▸ **Exercise**
Every line below must be reproduced exactly. Copy them all.

—————

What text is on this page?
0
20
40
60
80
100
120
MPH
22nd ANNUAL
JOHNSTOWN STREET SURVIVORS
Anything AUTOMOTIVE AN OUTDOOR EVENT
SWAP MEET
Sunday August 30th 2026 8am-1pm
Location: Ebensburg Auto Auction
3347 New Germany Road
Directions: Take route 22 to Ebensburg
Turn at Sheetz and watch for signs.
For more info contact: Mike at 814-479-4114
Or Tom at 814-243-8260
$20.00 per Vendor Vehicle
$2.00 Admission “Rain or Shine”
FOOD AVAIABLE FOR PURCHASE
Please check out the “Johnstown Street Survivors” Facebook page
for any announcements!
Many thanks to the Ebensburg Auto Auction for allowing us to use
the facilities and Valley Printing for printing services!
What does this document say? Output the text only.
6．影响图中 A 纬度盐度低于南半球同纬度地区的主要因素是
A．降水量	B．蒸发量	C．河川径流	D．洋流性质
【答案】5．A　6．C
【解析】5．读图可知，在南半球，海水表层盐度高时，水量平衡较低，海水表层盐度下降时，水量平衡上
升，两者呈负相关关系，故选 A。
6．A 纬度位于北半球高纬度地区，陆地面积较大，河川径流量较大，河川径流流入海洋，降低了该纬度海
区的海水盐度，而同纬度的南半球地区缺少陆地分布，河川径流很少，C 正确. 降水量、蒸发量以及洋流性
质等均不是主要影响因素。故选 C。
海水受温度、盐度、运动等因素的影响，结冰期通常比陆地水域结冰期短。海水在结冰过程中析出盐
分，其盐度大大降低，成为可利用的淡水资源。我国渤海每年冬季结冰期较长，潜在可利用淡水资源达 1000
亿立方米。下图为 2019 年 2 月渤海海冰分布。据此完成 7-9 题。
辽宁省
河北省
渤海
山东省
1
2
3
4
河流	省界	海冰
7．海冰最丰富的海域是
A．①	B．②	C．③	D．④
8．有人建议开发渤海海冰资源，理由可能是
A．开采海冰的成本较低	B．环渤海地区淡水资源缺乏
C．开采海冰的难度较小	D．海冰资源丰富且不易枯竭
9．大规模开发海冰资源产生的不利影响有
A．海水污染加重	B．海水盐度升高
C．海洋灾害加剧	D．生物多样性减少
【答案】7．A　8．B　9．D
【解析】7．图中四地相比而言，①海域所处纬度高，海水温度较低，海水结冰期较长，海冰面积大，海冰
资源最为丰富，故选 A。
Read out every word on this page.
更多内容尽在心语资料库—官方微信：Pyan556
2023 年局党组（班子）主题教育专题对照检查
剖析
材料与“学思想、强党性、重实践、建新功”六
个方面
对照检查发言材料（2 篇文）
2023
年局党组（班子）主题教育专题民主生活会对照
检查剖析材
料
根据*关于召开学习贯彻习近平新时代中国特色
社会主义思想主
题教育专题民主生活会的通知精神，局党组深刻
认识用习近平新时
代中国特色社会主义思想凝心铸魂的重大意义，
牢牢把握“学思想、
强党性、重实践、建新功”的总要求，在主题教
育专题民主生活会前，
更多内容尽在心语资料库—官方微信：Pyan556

—————

▸ **Completed task**
What text is on this page?
0
20
40
60
80
100
120
MPH
22nd ANNUAL
JOHNSTOWN STREET SURVIVORS
Anything AUTOMOTIVE AN OUTDOOR EVENT
SWAP MEET
Sunday August 30th 2026 8am-1pm
Location: Ebensburg Auto Auction
3347 New Germany Road
Directions: Take route 22 to Ebensburg
Turn at Sheetz and watch for signs.
For more info contact: Mike at 814-479-4114
Or Tom at 814-243-8260
$20.00 per Vendor Vehicle
$2.00 Admission “Rain or Shine”
FOOD AVAIABLE FOR PURCHASE
Please check out the “Johnstown Street Survivors” Facebook page
for any announcements!
Many thanks to the Ebensburg Auto Auction for allowing us to use
the facilities and Valley Printing for printing services!
What does this document say? Output the text only.
6．影响图中 A 纬度盐度低于南半球同纬度地区的主要因素是
A．降水量	B．蒸发量	C．河川径流	D．洋流性质
【答案】5．A　6．C
【解析】5．读图可知，在南半球，海水表层盐度高时，水量平衡较低，海水表层盐度下降时，水量平衡上
升，两者呈负相关关系，故选 A。
6．A 纬度位于北半球高纬度地区，陆地面积较大，河川径流量较大，河川径流流入海洋，降低了该纬度海
区的海水盐度，而同纬度的南半球地区缺少陆地分布，河川径流很少，C 正确. 降水量、蒸发量以及洋流性
质等均不是主要影响因素。故选 C。
海水受温度、盐度、运动等因素的影响，结冰期通常比陆地水域结冰期短。海水在结冰过程中析出盐
分，其盐度大大降低，成为可利用的淡水资源。我国渤海每年冬季结冰期较长，潜在可利用淡水资源达 1000
亿立方米。下图为 2019 年 2 月渤海海冰分布。据此完成 7-9 题。
辽宁省
河北省
渤海
山东省
1
2
3
4
河流	省界	海冰
7．海冰最丰富的海域是
A．①	B．②	C．③	D．④
8．有人建议开发渤海海冰资源，理由可能是
A．开采海冰的成本较低	B．环渤海地区淡水资源缺乏
C．开采海冰的难度较小	D．海冰资源丰富且不易枯竭
9．大规模开发海冰资源产生的不利影响有
A．海水污染加重	B．海水盐度升高
C．海洋灾害加剧	D．生物多样性减少
【答案】7．A　8．B　9．D
【解析】7．图中四地相比而言，①海域所处纬度高，海水温度较低，海水结冰期较长，海冰面积大，海冰
资源最为丰富，故选 A。
Read out every word on this page.
更多内容尽在心语资料库—官方微信：Pyan556
2023 年局党组（班子）主题教育专题对照检查
剖析
材料与“学思想、强党性、重实践、建新功”六
个方面
对照检查发言材料（2 篇文）
2023
年局党组（班子）主题教育专题民主生活会对照
检查剖析材
料
根据*关于召开学习贯彻习近平新时代中国特色
社会主义思想主
题教育专题民主生活会的通知精神，局党组深刻
认识用习近平新时
代中国特色社会主义思想凝心铸魂的重大意义，
牢牢把握“学思想、
强党性、重实践、建新功”的总要求，在主题教
育专题民主生活会前，
更多内容尽在心语资料库—官方微信：Pyan556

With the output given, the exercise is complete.